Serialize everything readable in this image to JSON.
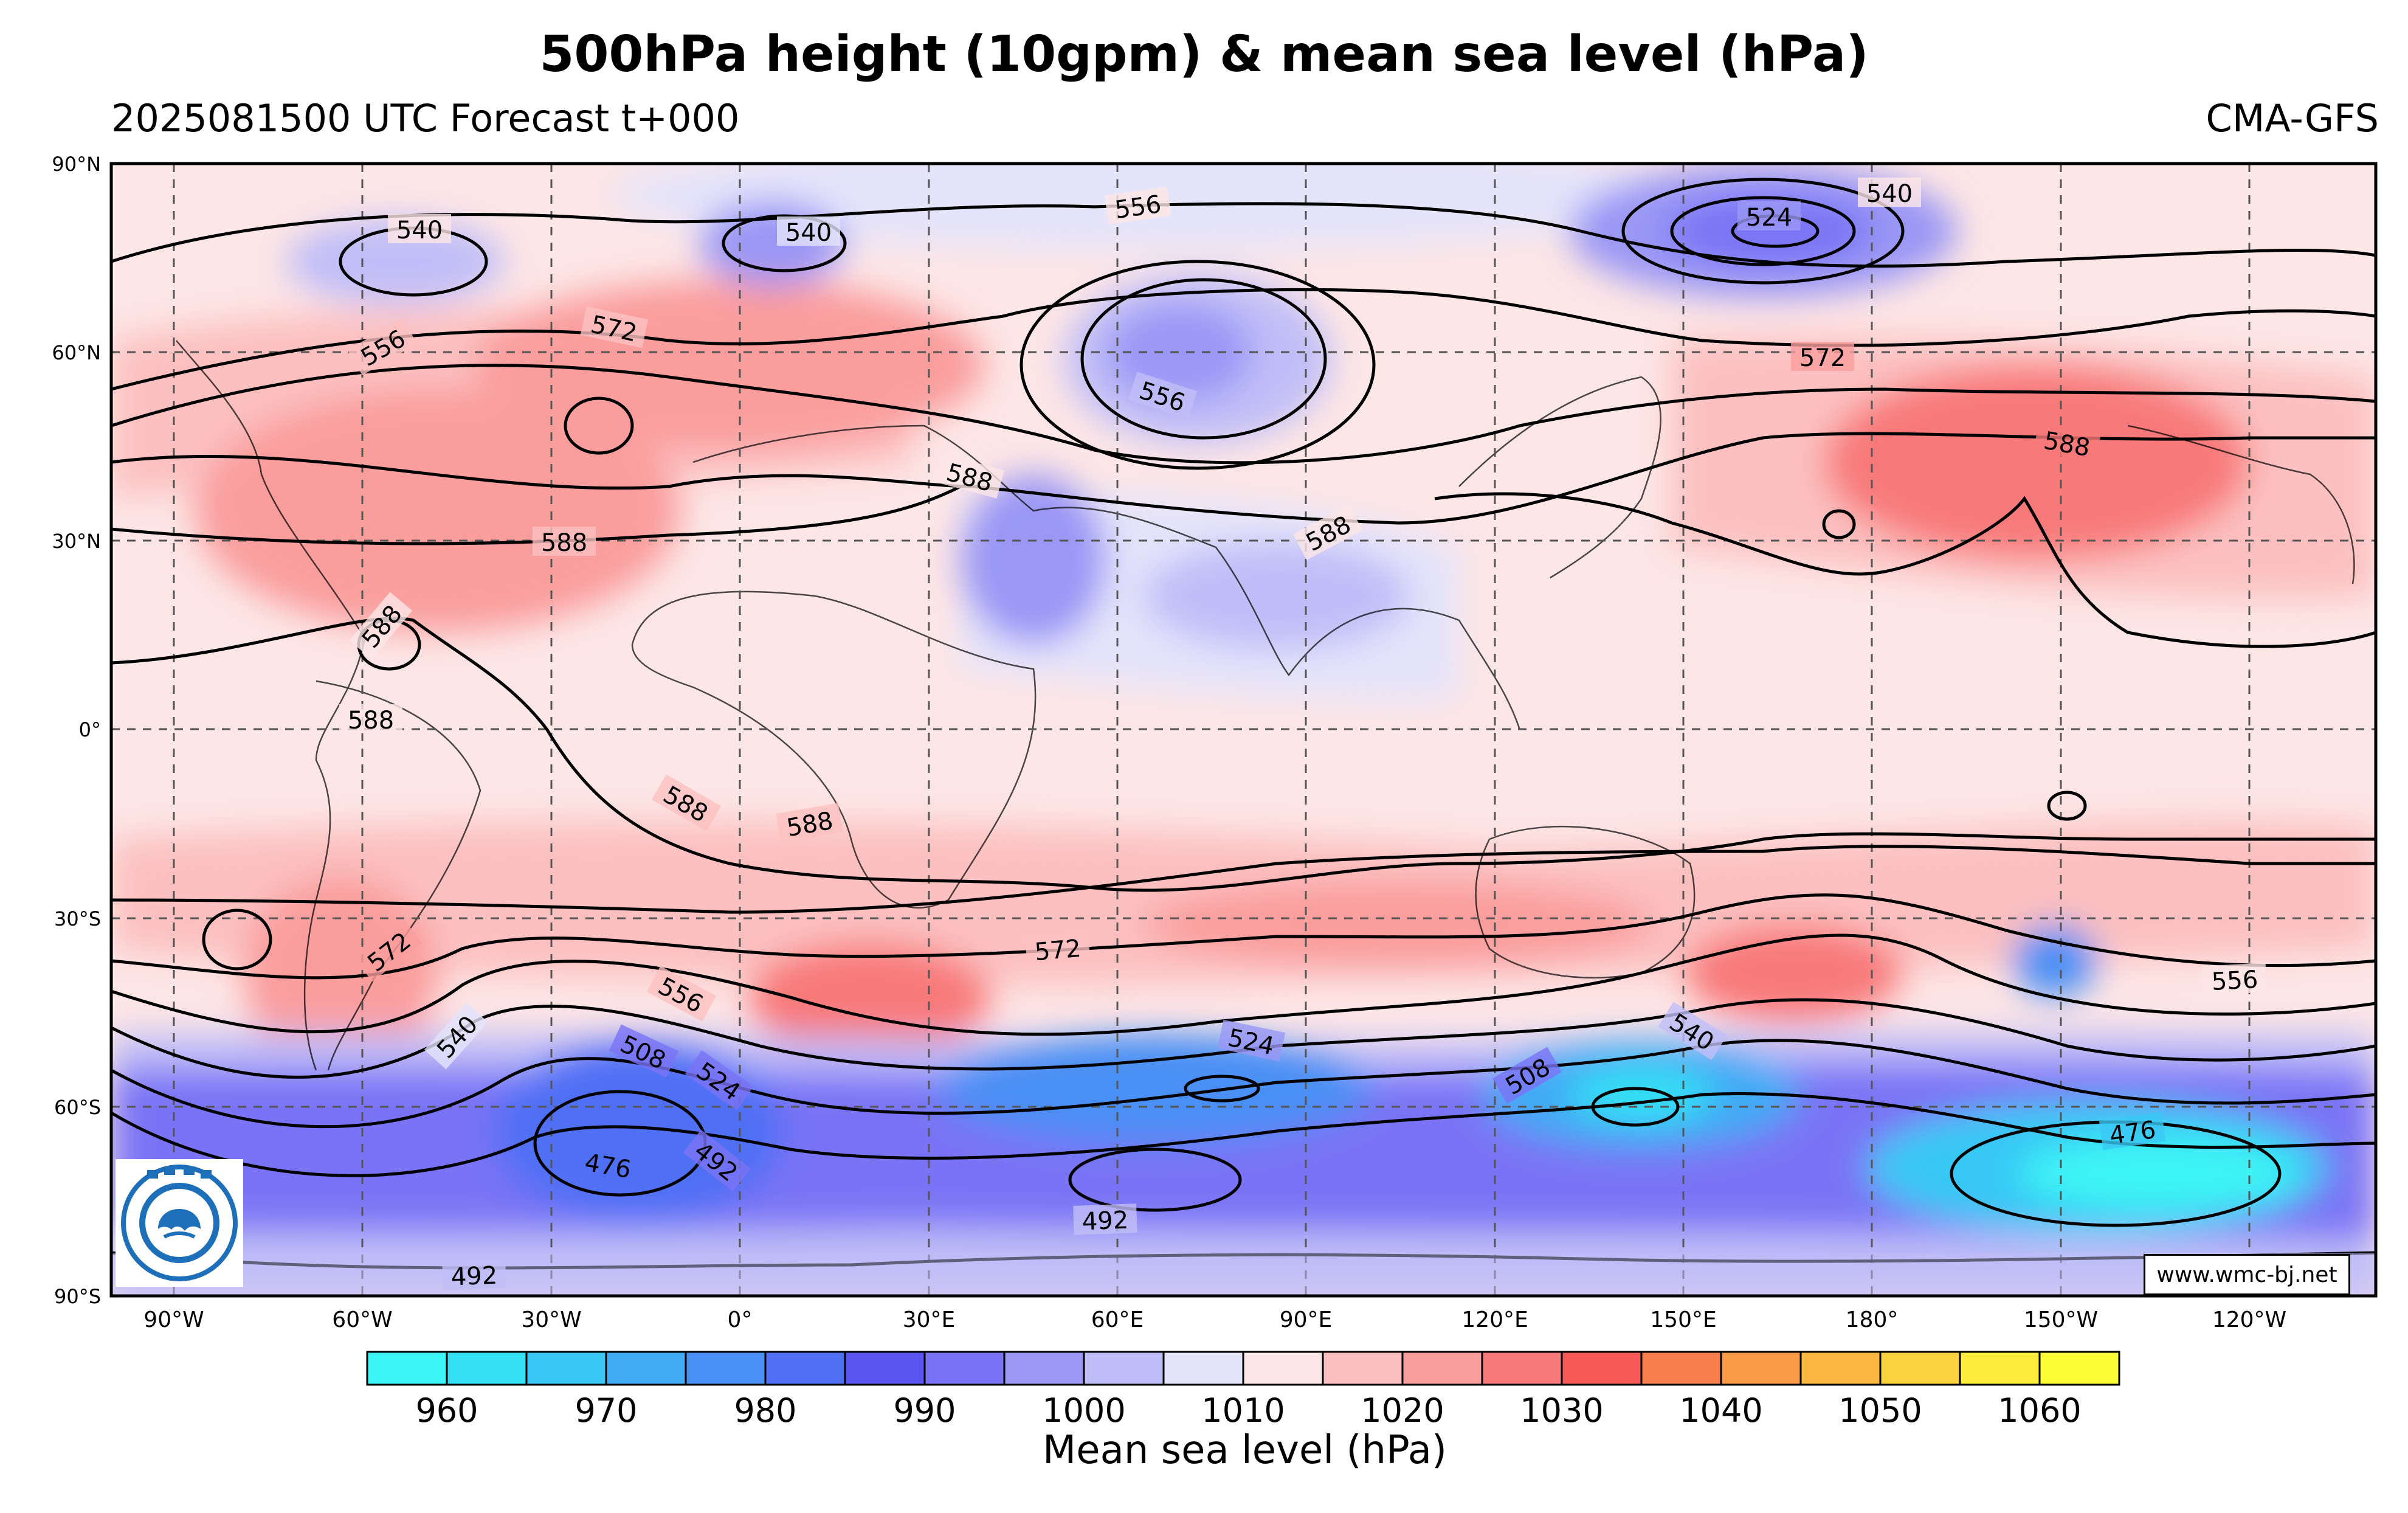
{
  "title": "500hPa height (10gpm) & mean sea level (hPa)",
  "subtitle_left": "2025081500 UTC Forecast t+000",
  "subtitle_right": "CMA-GFS",
  "website": "www.wmc-bj.net",
  "logo_icon": "cma-logo-icon",
  "lat_labels": [
    "90°N",
    "60°N",
    "30°N",
    "0°",
    "30°S",
    "60°S",
    "90°S"
  ],
  "lon_labels": [
    "90°W",
    "60°W",
    "30°W",
    "0°",
    "30°E",
    "60°E",
    "90°E",
    "120°E",
    "150°E",
    "180°",
    "150°W",
    "120°W"
  ],
  "contour_labels": [
    "540",
    "540",
    "556",
    "524",
    "540",
    "572",
    "556",
    "556",
    "572",
    "588",
    "588",
    "588",
    "588",
    "588",
    "588",
    "588",
    "588",
    "572",
    "572",
    "556",
    "556",
    "540",
    "508",
    "524",
    "524",
    "540",
    "508",
    "476",
    "492",
    "476",
    "492",
    "492"
  ],
  "colorbar": {
    "title": "Mean sea level (hPa)",
    "tick_labels": [
      "960",
      "970",
      "980",
      "990",
      "1000",
      "1010",
      "1020",
      "1030",
      "1040",
      "1050",
      "1060"
    ],
    "colors": [
      "#3ef5f5",
      "#35e0f5",
      "#39c8f5",
      "#40aaf5",
      "#4a8ff5",
      "#4f6ff5",
      "#5a55f0",
      "#7a73f5",
      "#9a97f5",
      "#c0bef8",
      "#e4e4fb",
      "#fde6e6",
      "#fcc0c0",
      "#fa9d9d",
      "#f87979",
      "#f75a56",
      "#f97e4e",
      "#f99a46",
      "#fab742",
      "#fbd33f",
      "#fcec3c",
      "#fefe38"
    ]
  }
}
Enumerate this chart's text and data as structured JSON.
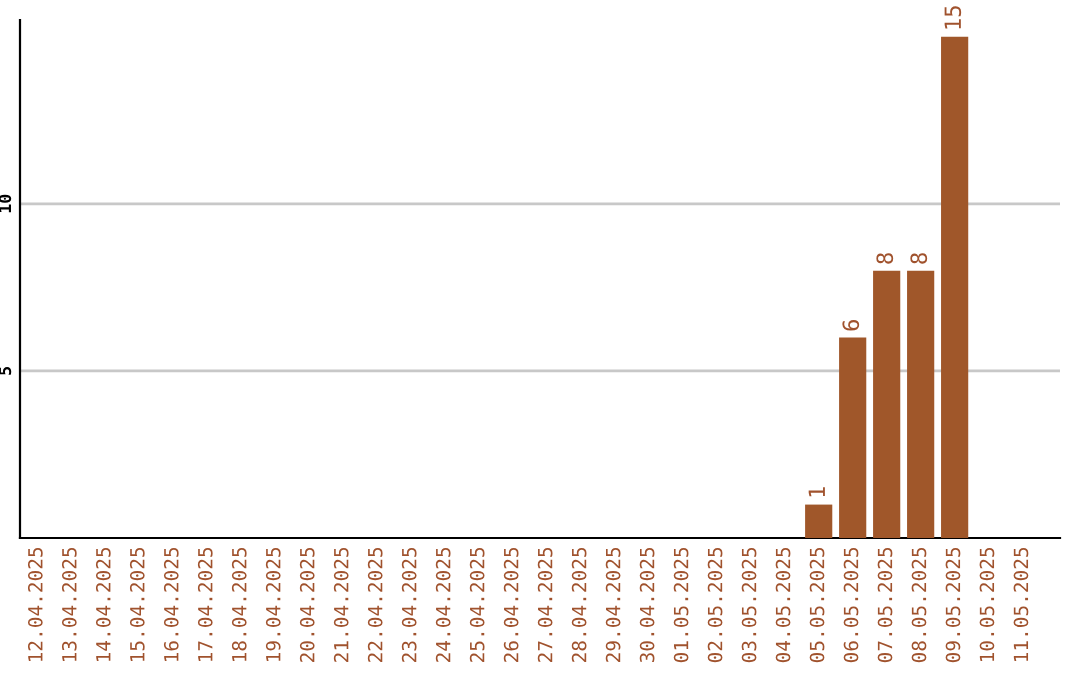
{
  "chart_data": {
    "type": "bar",
    "categories": [
      "12.04.2025",
      "13.04.2025",
      "14.04.2025",
      "15.04.2025",
      "16.04.2025",
      "17.04.2025",
      "18.04.2025",
      "19.04.2025",
      "20.04.2025",
      "21.04.2025",
      "22.04.2025",
      "23.04.2025",
      "24.04.2025",
      "25.04.2025",
      "26.04.2025",
      "27.04.2025",
      "28.04.2025",
      "29.04.2025",
      "30.04.2025",
      "01.05.2025",
      "02.05.2025",
      "03.05.2025",
      "04.05.2025",
      "05.05.2025",
      "06.05.2025",
      "07.05.2025",
      "08.05.2025",
      "09.05.2025",
      "10.05.2025",
      "11.05.2025"
    ],
    "values": [
      0,
      0,
      0,
      0,
      0,
      0,
      0,
      0,
      0,
      0,
      0,
      0,
      0,
      0,
      0,
      0,
      0,
      0,
      0,
      0,
      0,
      0,
      0,
      1,
      6,
      8,
      8,
      15,
      0,
      0
    ],
    "value_labels": [
      null,
      null,
      null,
      null,
      null,
      null,
      null,
      null,
      null,
      null,
      null,
      null,
      null,
      null,
      null,
      null,
      null,
      null,
      null,
      null,
      null,
      null,
      null,
      "1",
      "6",
      "8",
      "8",
      "15",
      null,
      null
    ],
    "color": "#a0572a",
    "ylim": [
      0,
      15.5
    ],
    "yticks": [
      5,
      10
    ],
    "grid": "y"
  }
}
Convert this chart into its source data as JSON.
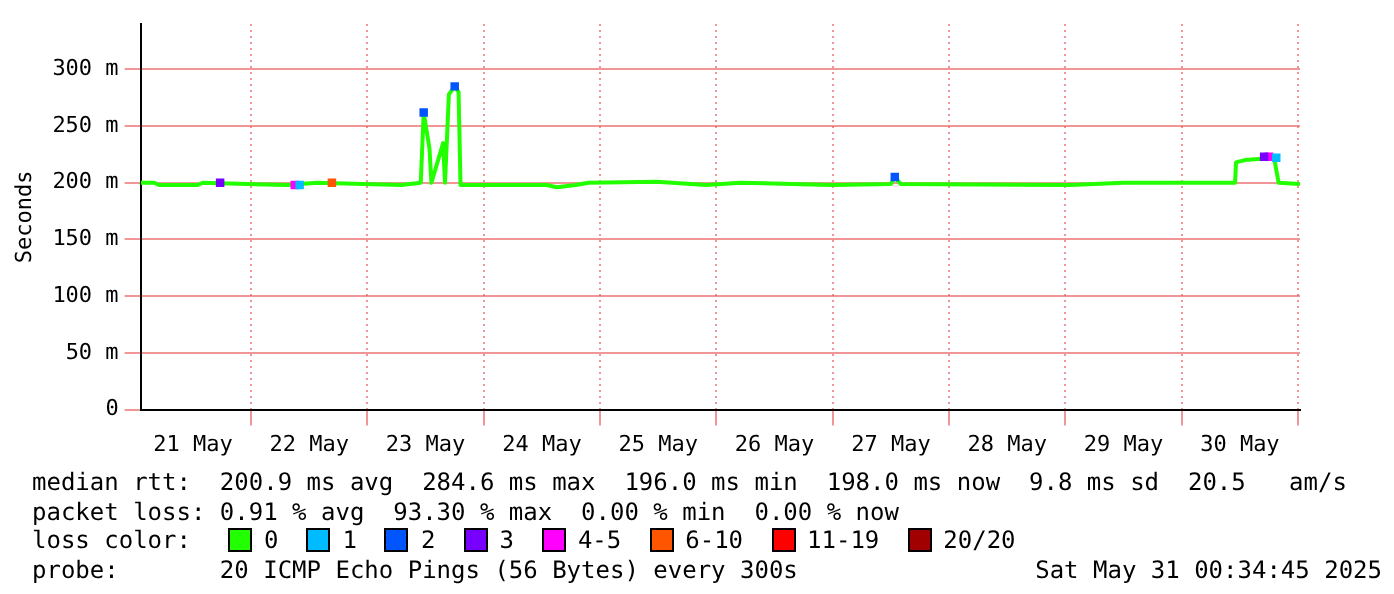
{
  "chart_data": {
    "type": "line",
    "ylabel": "Seconds",
    "legend_title": "loss color:",
    "legend": "bottom",
    "grid": true,
    "line_style": "solid",
    "xlim": [
      "2025-05-21T01:12",
      "2025-05-31T00:24"
    ],
    "xticks": [
      {
        "value": "2025-05-21T12:00",
        "label": "21 May"
      },
      {
        "value": "2025-05-22T00:00",
        "label": null
      },
      {
        "value": "2025-05-22T12:00",
        "label": "22 May"
      },
      {
        "value": "2025-05-23T00:00",
        "label": null
      },
      {
        "value": "2025-05-23T12:00",
        "label": "23 May"
      },
      {
        "value": "2025-05-24T00:00",
        "label": null
      },
      {
        "value": "2025-05-24T12:00",
        "label": "24 May"
      },
      {
        "value": "2025-05-25T00:00",
        "label": null
      },
      {
        "value": "2025-05-25T12:00",
        "label": "25 May"
      },
      {
        "value": "2025-05-26T00:00",
        "label": null
      },
      {
        "value": "2025-05-26T12:00",
        "label": "26 May"
      },
      {
        "value": "2025-05-27T00:00",
        "label": null
      },
      {
        "value": "2025-05-27T12:00",
        "label": "27 May"
      },
      {
        "value": "2025-05-28T00:00",
        "label": null
      },
      {
        "value": "2025-05-28T12:00",
        "label": "28 May"
      },
      {
        "value": "2025-05-29T00:00",
        "label": null
      },
      {
        "value": "2025-05-29T12:00",
        "label": "29 May"
      },
      {
        "value": "2025-05-30T00:00",
        "label": null
      },
      {
        "value": "2025-05-30T12:00",
        "label": "30 May"
      },
      {
        "value": "2025-05-31T00:00",
        "label": null
      }
    ],
    "ylim": [
      0,
      340
    ],
    "yticks": [
      0,
      {
        "value": 50,
        "label": "50 m"
      },
      {
        "value": 100,
        "label": "100 m"
      },
      {
        "value": 150,
        "label": "150 m"
      },
      {
        "value": 200,
        "label": "200 m"
      },
      {
        "value": 250,
        "label": "250 m"
      },
      {
        "value": 300,
        "label": "300 m"
      }
    ],
    "series": [
      {
        "name": "0",
        "type": "line",
        "marker": "none",
        "color": "#22ff00",
        "x": [
          "2025-05-21T01:12",
          "2025-05-21T04:00",
          "2025-05-21T05:00",
          "2025-05-21T13:00",
          "2025-05-21T14:00",
          "2025-05-22T07:30",
          "2025-05-22T13:30",
          "2025-05-23T07:00",
          "2025-05-23T11:00",
          "2025-05-23T11:36",
          "2025-05-23T12:48",
          "2025-05-23T13:12",
          "2025-05-23T15:36",
          "2025-05-23T16:00",
          "2025-05-23T16:48",
          "2025-05-23T18:00",
          "2025-05-23T18:48",
          "2025-05-23T19:12",
          "2025-05-24T13:00",
          "2025-05-24T15:00",
          "2025-05-24T19:00",
          "2025-05-24T21:36",
          "2025-05-25T11:36",
          "2025-05-25T22:00",
          "2025-05-26T05:00",
          "2025-05-27T00:00",
          "2025-05-27T12:00",
          "2025-05-27T12:48",
          "2025-05-27T14:00",
          "2025-05-29T01:00",
          "2025-05-29T12:00",
          "2025-05-30T11:00",
          "2025-05-30T11:12",
          "2025-05-30T13:00",
          "2025-05-30T18:48",
          "2025-05-30T19:00",
          "2025-05-30T20:00",
          "2025-05-31T00:24"
        ],
        "values": [
          200,
          200,
          198,
          198,
          200,
          198,
          200,
          198,
          200,
          262,
          230,
          200,
          235,
          200,
          278,
          285,
          280,
          198,
          198,
          196,
          198,
          200,
          201,
          198,
          200,
          198,
          199,
          205,
          199,
          198,
          200,
          200,
          218,
          220,
          222,
          223,
          200,
          199
        ]
      },
      {
        "name": "1",
        "type": "scatter",
        "marker": "square",
        "color": "#00bbff",
        "x": [
          "2025-05-22T10:00",
          "2025-05-30T19:30"
        ],
        "values": [
          198,
          222
        ]
      },
      {
        "name": "2",
        "type": "scatter",
        "marker": "square",
        "color": "#0055ff",
        "x": [
          "2025-05-23T11:36",
          "2025-05-23T18:00",
          "2025-05-27T12:48"
        ],
        "values": [
          262,
          285,
          205
        ]
      },
      {
        "name": "3",
        "type": "scatter",
        "marker": "square",
        "color": "#7700ff",
        "x": [
          "2025-05-21T17:36",
          "2025-05-30T17:00"
        ],
        "values": [
          200,
          223
        ]
      },
      {
        "name": "4-5",
        "type": "scatter",
        "marker": "square",
        "color": "#ff00ff",
        "x": [
          "2025-05-22T09:00",
          "2025-05-30T18:00"
        ],
        "values": [
          198,
          223
        ]
      },
      {
        "name": "6-10",
        "type": "scatter",
        "marker": "square",
        "color": "#ff5500",
        "x": [
          "2025-05-22T16:40"
        ],
        "values": [
          200
        ]
      },
      {
        "name": "11-19",
        "type": "scatter",
        "marker": "square",
        "color": "#ff0000"
      },
      {
        "name": "20/20",
        "type": "scatter",
        "marker": "square",
        "color": "#a10000"
      }
    ],
    "annotations": [
      "median rtt:  200.9 ms avg  284.6 ms max  196.0 ms min  198.0 ms now  9.8 ms sd  20.5   am/s",
      "packet loss: 0.91 % avg  93.30 % max  0.00 % min  0.00 % now",
      "probe:       20 ICMP Echo Pings (56 Bytes) every 300s",
      "Sat May 31 00:34:45 2025"
    ]
  }
}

============

- [Exercise prompt]
Your task is to gather every line with the word "name" and copy it.

- [Problem solution]
        "name": "0",
        "name": "1",
        "name": "2",
        "name": "3",
        "name": "4-5",
        "name": "6-10",
        "name": "11-19",
        "name": "20/20",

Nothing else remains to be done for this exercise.